Recorded data:
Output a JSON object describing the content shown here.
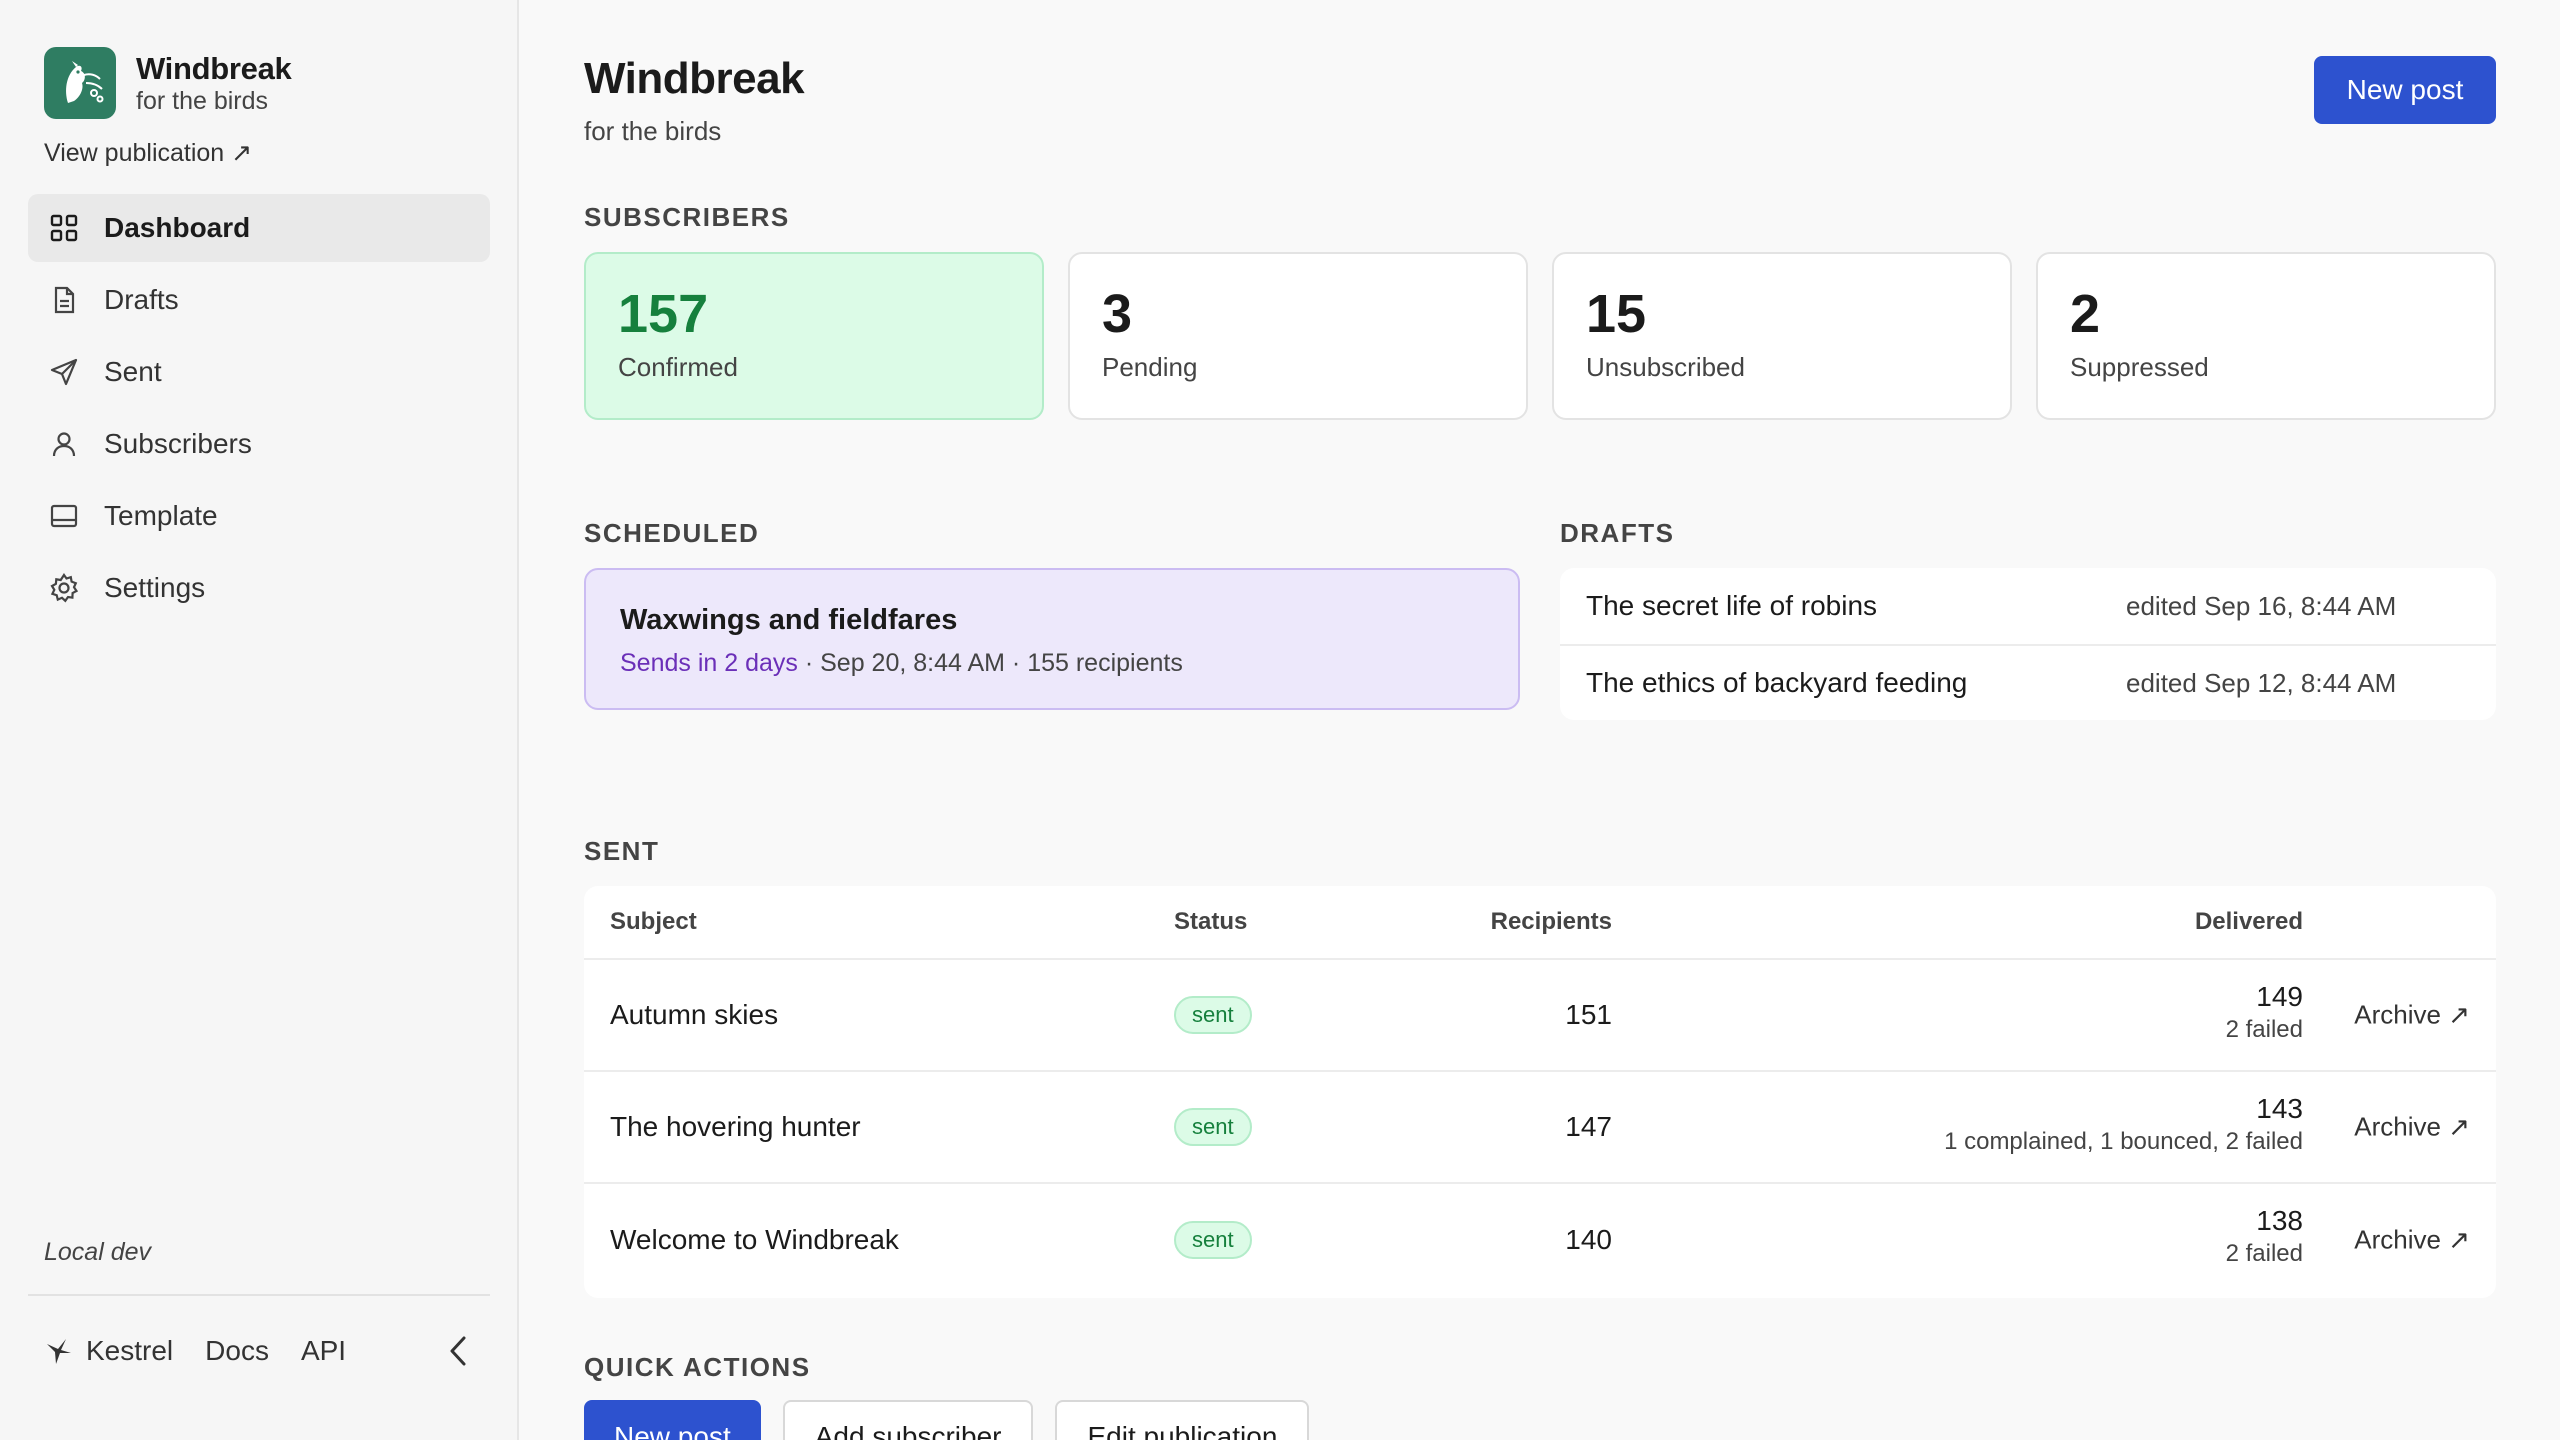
{
  "sidebar": {
    "brand_name": "Windbreak",
    "brand_tagline": "for the birds",
    "view_publication": "View publication ↗",
    "nav": [
      {
        "label": "Dashboard",
        "icon": "grid-icon",
        "active": true
      },
      {
        "label": "Drafts",
        "icon": "document-icon"
      },
      {
        "label": "Sent",
        "icon": "send-icon"
      },
      {
        "label": "Subscribers",
        "icon": "user-icon"
      },
      {
        "label": "Template",
        "icon": "layout-icon"
      },
      {
        "label": "Settings",
        "icon": "gear-icon"
      }
    ],
    "environment": "Local dev",
    "footer": {
      "kestrel": "Kestrel",
      "docs": "Docs",
      "api": "API"
    }
  },
  "header": {
    "title": "Windbreak",
    "subtitle": "for the birds",
    "new_post": "New post"
  },
  "subscribers": {
    "label": "SUBSCRIBERS",
    "stats": [
      {
        "value": "157",
        "label": "Confirmed"
      },
      {
        "value": "3",
        "label": "Pending"
      },
      {
        "value": "15",
        "label": "Unsubscribed"
      },
      {
        "value": "2",
        "label": "Suppressed"
      }
    ]
  },
  "scheduled": {
    "label": "SCHEDULED",
    "title": "Waxwings and fieldfares",
    "when": "Sends in 2 days",
    "details": " · Sep 20, 8:44 AM · 155 recipients"
  },
  "drafts": {
    "label": "DRAFTS",
    "items": [
      {
        "title": "The secret life of robins",
        "edited": "edited Sep 16, 8:44 AM"
      },
      {
        "title": "The ethics of backyard feeding",
        "edited": "edited Sep 12, 8:44 AM"
      }
    ]
  },
  "sent": {
    "label": "SENT",
    "columns": {
      "subject": "Subject",
      "status": "Status",
      "recipients": "Recipients",
      "delivered": "Delivered"
    },
    "rows": [
      {
        "subject": "Autumn skies",
        "status": "sent",
        "recipients": "151",
        "delivered": "149",
        "note": "2 failed",
        "archive": "Archive ↗"
      },
      {
        "subject": "The hovering hunter",
        "status": "sent",
        "recipients": "147",
        "delivered": "143",
        "note": "1 complained, 1 bounced, 2 failed",
        "archive": "Archive ↗"
      },
      {
        "subject": "Welcome to Windbreak",
        "status": "sent",
        "recipients": "140",
        "delivered": "138",
        "note": "2 failed",
        "archive": "Archive ↗"
      }
    ]
  },
  "quick_actions": {
    "label": "QUICK ACTIONS",
    "new_post": "New post",
    "add_subscriber": "Add subscriber",
    "edit_publication": "Edit publication"
  },
  "colors": {
    "accent": "#2d52cf",
    "brand": "#2f7d62",
    "confirmed_bg": "#dcfbe7",
    "scheduled_bg": "#ede8fb"
  }
}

*What is being asked:* Reproduce the entries exactly. Do not carry over any picture.

*Written answer:*
Output a JSON object describing the content shown here.
{
  "sidebar": {
    "brand_name": "Windbreak",
    "brand_tagline": "for the birds",
    "view_publication": "View publication ↗",
    "nav": [
      {
        "label": "Dashboard",
        "icon": "grid-icon",
        "active": true
      },
      {
        "label": "Drafts",
        "icon": "document-icon"
      },
      {
        "label": "Sent",
        "icon": "send-icon"
      },
      {
        "label": "Subscribers",
        "icon": "user-icon"
      },
      {
        "label": "Template",
        "icon": "layout-icon"
      },
      {
        "label": "Settings",
        "icon": "gear-icon"
      }
    ],
    "environment": "Local dev",
    "footer": {
      "kestrel": "Kestrel",
      "docs": "Docs",
      "api": "API"
    }
  },
  "header": {
    "title": "Windbreak",
    "subtitle": "for the birds",
    "new_post": "New post"
  },
  "subscribers": {
    "label": "SUBSCRIBERS",
    "stats": [
      {
        "value": "157",
        "label": "Confirmed"
      },
      {
        "value": "3",
        "label": "Pending"
      },
      {
        "value": "15",
        "label": "Unsubscribed"
      },
      {
        "value": "2",
        "label": "Suppressed"
      }
    ]
  },
  "scheduled": {
    "label": "SCHEDULED",
    "title": "Waxwings and fieldfares",
    "when": "Sends in 2 days",
    "details": " · Sep 20, 8:44 AM · 155 recipients"
  },
  "drafts": {
    "label": "DRAFTS",
    "items": [
      {
        "title": "The secret life of robins",
        "edited": "edited Sep 16, 8:44 AM"
      },
      {
        "title": "The ethics of backyard feeding",
        "edited": "edited Sep 12, 8:44 AM"
      }
    ]
  },
  "sent": {
    "label": "SENT",
    "columns": {
      "subject": "Subject",
      "status": "Status",
      "recipients": "Recipients",
      "delivered": "Delivered"
    },
    "rows": [
      {
        "subject": "Autumn skies",
        "status": "sent",
        "recipients": "151",
        "delivered": "149",
        "note": "2 failed",
        "archive": "Archive ↗"
      },
      {
        "subject": "The hovering hunter",
        "status": "sent",
        "recipients": "147",
        "delivered": "143",
        "note": "1 complained, 1 bounced, 2 failed",
        "archive": "Archive ↗"
      },
      {
        "subject": "Welcome to Windbreak",
        "status": "sent",
        "recipients": "140",
        "delivered": "138",
        "note": "2 failed",
        "archive": "Archive ↗"
      }
    ]
  },
  "quick_actions": {
    "label": "QUICK ACTIONS",
    "new_post": "New post",
    "add_subscriber": "Add subscriber",
    "edit_publication": "Edit publication"
  },
  "colors": {
    "accent": "#2d52cf",
    "brand": "#2f7d62",
    "confirmed_bg": "#dcfbe7",
    "scheduled_bg": "#ede8fb"
  }
}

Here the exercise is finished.